SET EXERCISE →
Transcribe the lines below verbatim, skipping the images.

STORED RECORDS →
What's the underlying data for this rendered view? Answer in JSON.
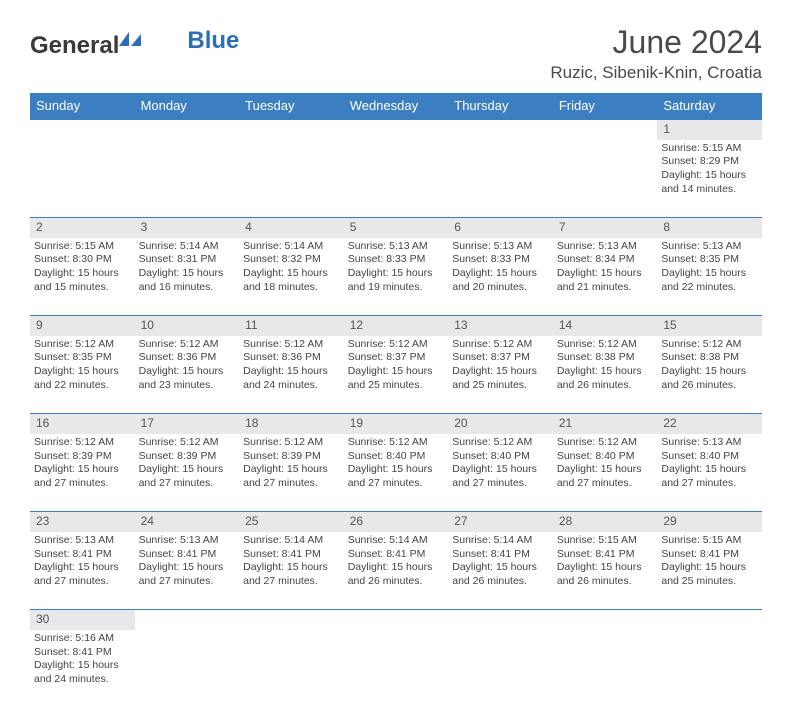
{
  "logo": {
    "general": "General",
    "blue": "Blue"
  },
  "title": "June 2024",
  "location": "Ruzic, Sibenik-Knin, Croatia",
  "colors": {
    "header_bg": "#3b7ec2",
    "daynum_bg": "#e8e8e8",
    "border": "#3b7ec2",
    "text": "#444444",
    "logo_gray": "#3a3a3a",
    "logo_blue": "#2d6fb5"
  },
  "weekdays": [
    "Sunday",
    "Monday",
    "Tuesday",
    "Wednesday",
    "Thursday",
    "Friday",
    "Saturday"
  ],
  "weeks": [
    {
      "nums": [
        "",
        "",
        "",
        "",
        "",
        "",
        "1"
      ],
      "cells": [
        null,
        null,
        null,
        null,
        null,
        null,
        {
          "sunrise": "Sunrise: 5:15 AM",
          "sunset": "Sunset: 8:29 PM",
          "day1": "Daylight: 15 hours",
          "day2": "and 14 minutes."
        }
      ]
    },
    {
      "nums": [
        "2",
        "3",
        "4",
        "5",
        "6",
        "7",
        "8"
      ],
      "cells": [
        {
          "sunrise": "Sunrise: 5:15 AM",
          "sunset": "Sunset: 8:30 PM",
          "day1": "Daylight: 15 hours",
          "day2": "and 15 minutes."
        },
        {
          "sunrise": "Sunrise: 5:14 AM",
          "sunset": "Sunset: 8:31 PM",
          "day1": "Daylight: 15 hours",
          "day2": "and 16 minutes."
        },
        {
          "sunrise": "Sunrise: 5:14 AM",
          "sunset": "Sunset: 8:32 PM",
          "day1": "Daylight: 15 hours",
          "day2": "and 18 minutes."
        },
        {
          "sunrise": "Sunrise: 5:13 AM",
          "sunset": "Sunset: 8:33 PM",
          "day1": "Daylight: 15 hours",
          "day2": "and 19 minutes."
        },
        {
          "sunrise": "Sunrise: 5:13 AM",
          "sunset": "Sunset: 8:33 PM",
          "day1": "Daylight: 15 hours",
          "day2": "and 20 minutes."
        },
        {
          "sunrise": "Sunrise: 5:13 AM",
          "sunset": "Sunset: 8:34 PM",
          "day1": "Daylight: 15 hours",
          "day2": "and 21 minutes."
        },
        {
          "sunrise": "Sunrise: 5:13 AM",
          "sunset": "Sunset: 8:35 PM",
          "day1": "Daylight: 15 hours",
          "day2": "and 22 minutes."
        }
      ]
    },
    {
      "nums": [
        "9",
        "10",
        "11",
        "12",
        "13",
        "14",
        "15"
      ],
      "cells": [
        {
          "sunrise": "Sunrise: 5:12 AM",
          "sunset": "Sunset: 8:35 PM",
          "day1": "Daylight: 15 hours",
          "day2": "and 22 minutes."
        },
        {
          "sunrise": "Sunrise: 5:12 AM",
          "sunset": "Sunset: 8:36 PM",
          "day1": "Daylight: 15 hours",
          "day2": "and 23 minutes."
        },
        {
          "sunrise": "Sunrise: 5:12 AM",
          "sunset": "Sunset: 8:36 PM",
          "day1": "Daylight: 15 hours",
          "day2": "and 24 minutes."
        },
        {
          "sunrise": "Sunrise: 5:12 AM",
          "sunset": "Sunset: 8:37 PM",
          "day1": "Daylight: 15 hours",
          "day2": "and 25 minutes."
        },
        {
          "sunrise": "Sunrise: 5:12 AM",
          "sunset": "Sunset: 8:37 PM",
          "day1": "Daylight: 15 hours",
          "day2": "and 25 minutes."
        },
        {
          "sunrise": "Sunrise: 5:12 AM",
          "sunset": "Sunset: 8:38 PM",
          "day1": "Daylight: 15 hours",
          "day2": "and 26 minutes."
        },
        {
          "sunrise": "Sunrise: 5:12 AM",
          "sunset": "Sunset: 8:38 PM",
          "day1": "Daylight: 15 hours",
          "day2": "and 26 minutes."
        }
      ]
    },
    {
      "nums": [
        "16",
        "17",
        "18",
        "19",
        "20",
        "21",
        "22"
      ],
      "cells": [
        {
          "sunrise": "Sunrise: 5:12 AM",
          "sunset": "Sunset: 8:39 PM",
          "day1": "Daylight: 15 hours",
          "day2": "and 27 minutes."
        },
        {
          "sunrise": "Sunrise: 5:12 AM",
          "sunset": "Sunset: 8:39 PM",
          "day1": "Daylight: 15 hours",
          "day2": "and 27 minutes."
        },
        {
          "sunrise": "Sunrise: 5:12 AM",
          "sunset": "Sunset: 8:39 PM",
          "day1": "Daylight: 15 hours",
          "day2": "and 27 minutes."
        },
        {
          "sunrise": "Sunrise: 5:12 AM",
          "sunset": "Sunset: 8:40 PM",
          "day1": "Daylight: 15 hours",
          "day2": "and 27 minutes."
        },
        {
          "sunrise": "Sunrise: 5:12 AM",
          "sunset": "Sunset: 8:40 PM",
          "day1": "Daylight: 15 hours",
          "day2": "and 27 minutes."
        },
        {
          "sunrise": "Sunrise: 5:12 AM",
          "sunset": "Sunset: 8:40 PM",
          "day1": "Daylight: 15 hours",
          "day2": "and 27 minutes."
        },
        {
          "sunrise": "Sunrise: 5:13 AM",
          "sunset": "Sunset: 8:40 PM",
          "day1": "Daylight: 15 hours",
          "day2": "and 27 minutes."
        }
      ]
    },
    {
      "nums": [
        "23",
        "24",
        "25",
        "26",
        "27",
        "28",
        "29"
      ],
      "cells": [
        {
          "sunrise": "Sunrise: 5:13 AM",
          "sunset": "Sunset: 8:41 PM",
          "day1": "Daylight: 15 hours",
          "day2": "and 27 minutes."
        },
        {
          "sunrise": "Sunrise: 5:13 AM",
          "sunset": "Sunset: 8:41 PM",
          "day1": "Daylight: 15 hours",
          "day2": "and 27 minutes."
        },
        {
          "sunrise": "Sunrise: 5:14 AM",
          "sunset": "Sunset: 8:41 PM",
          "day1": "Daylight: 15 hours",
          "day2": "and 27 minutes."
        },
        {
          "sunrise": "Sunrise: 5:14 AM",
          "sunset": "Sunset: 8:41 PM",
          "day1": "Daylight: 15 hours",
          "day2": "and 26 minutes."
        },
        {
          "sunrise": "Sunrise: 5:14 AM",
          "sunset": "Sunset: 8:41 PM",
          "day1": "Daylight: 15 hours",
          "day2": "and 26 minutes."
        },
        {
          "sunrise": "Sunrise: 5:15 AM",
          "sunset": "Sunset: 8:41 PM",
          "day1": "Daylight: 15 hours",
          "day2": "and 26 minutes."
        },
        {
          "sunrise": "Sunrise: 5:15 AM",
          "sunset": "Sunset: 8:41 PM",
          "day1": "Daylight: 15 hours",
          "day2": "and 25 minutes."
        }
      ]
    },
    {
      "nums": [
        "30",
        "",
        "",
        "",
        "",
        "",
        ""
      ],
      "cells": [
        {
          "sunrise": "Sunrise: 5:16 AM",
          "sunset": "Sunset: 8:41 PM",
          "day1": "Daylight: 15 hours",
          "day2": "and 24 minutes."
        },
        null,
        null,
        null,
        null,
        null,
        null
      ]
    }
  ]
}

FULL RESPONSE →
What's the underlying data for this rendered view? Answer in JSON.
{
  "logo": {
    "general": "General",
    "blue": "Blue"
  },
  "title": "June 2024",
  "location": "Ruzic, Sibenik-Knin, Croatia",
  "colors": {
    "header_bg": "#3b7ec2",
    "daynum_bg": "#e8e8e8",
    "border": "#3b7ec2",
    "text": "#444444",
    "logo_gray": "#3a3a3a",
    "logo_blue": "#2d6fb5"
  },
  "weekdays": [
    "Sunday",
    "Monday",
    "Tuesday",
    "Wednesday",
    "Thursday",
    "Friday",
    "Saturday"
  ],
  "weeks": [
    {
      "nums": [
        "",
        "",
        "",
        "",
        "",
        "",
        "1"
      ],
      "cells": [
        null,
        null,
        null,
        null,
        null,
        null,
        {
          "sunrise": "Sunrise: 5:15 AM",
          "sunset": "Sunset: 8:29 PM",
          "day1": "Daylight: 15 hours",
          "day2": "and 14 minutes."
        }
      ]
    },
    {
      "nums": [
        "2",
        "3",
        "4",
        "5",
        "6",
        "7",
        "8"
      ],
      "cells": [
        {
          "sunrise": "Sunrise: 5:15 AM",
          "sunset": "Sunset: 8:30 PM",
          "day1": "Daylight: 15 hours",
          "day2": "and 15 minutes."
        },
        {
          "sunrise": "Sunrise: 5:14 AM",
          "sunset": "Sunset: 8:31 PM",
          "day1": "Daylight: 15 hours",
          "day2": "and 16 minutes."
        },
        {
          "sunrise": "Sunrise: 5:14 AM",
          "sunset": "Sunset: 8:32 PM",
          "day1": "Daylight: 15 hours",
          "day2": "and 18 minutes."
        },
        {
          "sunrise": "Sunrise: 5:13 AM",
          "sunset": "Sunset: 8:33 PM",
          "day1": "Daylight: 15 hours",
          "day2": "and 19 minutes."
        },
        {
          "sunrise": "Sunrise: 5:13 AM",
          "sunset": "Sunset: 8:33 PM",
          "day1": "Daylight: 15 hours",
          "day2": "and 20 minutes."
        },
        {
          "sunrise": "Sunrise: 5:13 AM",
          "sunset": "Sunset: 8:34 PM",
          "day1": "Daylight: 15 hours",
          "day2": "and 21 minutes."
        },
        {
          "sunrise": "Sunrise: 5:13 AM",
          "sunset": "Sunset: 8:35 PM",
          "day1": "Daylight: 15 hours",
          "day2": "and 22 minutes."
        }
      ]
    },
    {
      "nums": [
        "9",
        "10",
        "11",
        "12",
        "13",
        "14",
        "15"
      ],
      "cells": [
        {
          "sunrise": "Sunrise: 5:12 AM",
          "sunset": "Sunset: 8:35 PM",
          "day1": "Daylight: 15 hours",
          "day2": "and 22 minutes."
        },
        {
          "sunrise": "Sunrise: 5:12 AM",
          "sunset": "Sunset: 8:36 PM",
          "day1": "Daylight: 15 hours",
          "day2": "and 23 minutes."
        },
        {
          "sunrise": "Sunrise: 5:12 AM",
          "sunset": "Sunset: 8:36 PM",
          "day1": "Daylight: 15 hours",
          "day2": "and 24 minutes."
        },
        {
          "sunrise": "Sunrise: 5:12 AM",
          "sunset": "Sunset: 8:37 PM",
          "day1": "Daylight: 15 hours",
          "day2": "and 25 minutes."
        },
        {
          "sunrise": "Sunrise: 5:12 AM",
          "sunset": "Sunset: 8:37 PM",
          "day1": "Daylight: 15 hours",
          "day2": "and 25 minutes."
        },
        {
          "sunrise": "Sunrise: 5:12 AM",
          "sunset": "Sunset: 8:38 PM",
          "day1": "Daylight: 15 hours",
          "day2": "and 26 minutes."
        },
        {
          "sunrise": "Sunrise: 5:12 AM",
          "sunset": "Sunset: 8:38 PM",
          "day1": "Daylight: 15 hours",
          "day2": "and 26 minutes."
        }
      ]
    },
    {
      "nums": [
        "16",
        "17",
        "18",
        "19",
        "20",
        "21",
        "22"
      ],
      "cells": [
        {
          "sunrise": "Sunrise: 5:12 AM",
          "sunset": "Sunset: 8:39 PM",
          "day1": "Daylight: 15 hours",
          "day2": "and 27 minutes."
        },
        {
          "sunrise": "Sunrise: 5:12 AM",
          "sunset": "Sunset: 8:39 PM",
          "day1": "Daylight: 15 hours",
          "day2": "and 27 minutes."
        },
        {
          "sunrise": "Sunrise: 5:12 AM",
          "sunset": "Sunset: 8:39 PM",
          "day1": "Daylight: 15 hours",
          "day2": "and 27 minutes."
        },
        {
          "sunrise": "Sunrise: 5:12 AM",
          "sunset": "Sunset: 8:40 PM",
          "day1": "Daylight: 15 hours",
          "day2": "and 27 minutes."
        },
        {
          "sunrise": "Sunrise: 5:12 AM",
          "sunset": "Sunset: 8:40 PM",
          "day1": "Daylight: 15 hours",
          "day2": "and 27 minutes."
        },
        {
          "sunrise": "Sunrise: 5:12 AM",
          "sunset": "Sunset: 8:40 PM",
          "day1": "Daylight: 15 hours",
          "day2": "and 27 minutes."
        },
        {
          "sunrise": "Sunrise: 5:13 AM",
          "sunset": "Sunset: 8:40 PM",
          "day1": "Daylight: 15 hours",
          "day2": "and 27 minutes."
        }
      ]
    },
    {
      "nums": [
        "23",
        "24",
        "25",
        "26",
        "27",
        "28",
        "29"
      ],
      "cells": [
        {
          "sunrise": "Sunrise: 5:13 AM",
          "sunset": "Sunset: 8:41 PM",
          "day1": "Daylight: 15 hours",
          "day2": "and 27 minutes."
        },
        {
          "sunrise": "Sunrise: 5:13 AM",
          "sunset": "Sunset: 8:41 PM",
          "day1": "Daylight: 15 hours",
          "day2": "and 27 minutes."
        },
        {
          "sunrise": "Sunrise: 5:14 AM",
          "sunset": "Sunset: 8:41 PM",
          "day1": "Daylight: 15 hours",
          "day2": "and 27 minutes."
        },
        {
          "sunrise": "Sunrise: 5:14 AM",
          "sunset": "Sunset: 8:41 PM",
          "day1": "Daylight: 15 hours",
          "day2": "and 26 minutes."
        },
        {
          "sunrise": "Sunrise: 5:14 AM",
          "sunset": "Sunset: 8:41 PM",
          "day1": "Daylight: 15 hours",
          "day2": "and 26 minutes."
        },
        {
          "sunrise": "Sunrise: 5:15 AM",
          "sunset": "Sunset: 8:41 PM",
          "day1": "Daylight: 15 hours",
          "day2": "and 26 minutes."
        },
        {
          "sunrise": "Sunrise: 5:15 AM",
          "sunset": "Sunset: 8:41 PM",
          "day1": "Daylight: 15 hours",
          "day2": "and 25 minutes."
        }
      ]
    },
    {
      "nums": [
        "30",
        "",
        "",
        "",
        "",
        "",
        ""
      ],
      "cells": [
        {
          "sunrise": "Sunrise: 5:16 AM",
          "sunset": "Sunset: 8:41 PM",
          "day1": "Daylight: 15 hours",
          "day2": "and 24 minutes."
        },
        null,
        null,
        null,
        null,
        null,
        null
      ]
    }
  ]
}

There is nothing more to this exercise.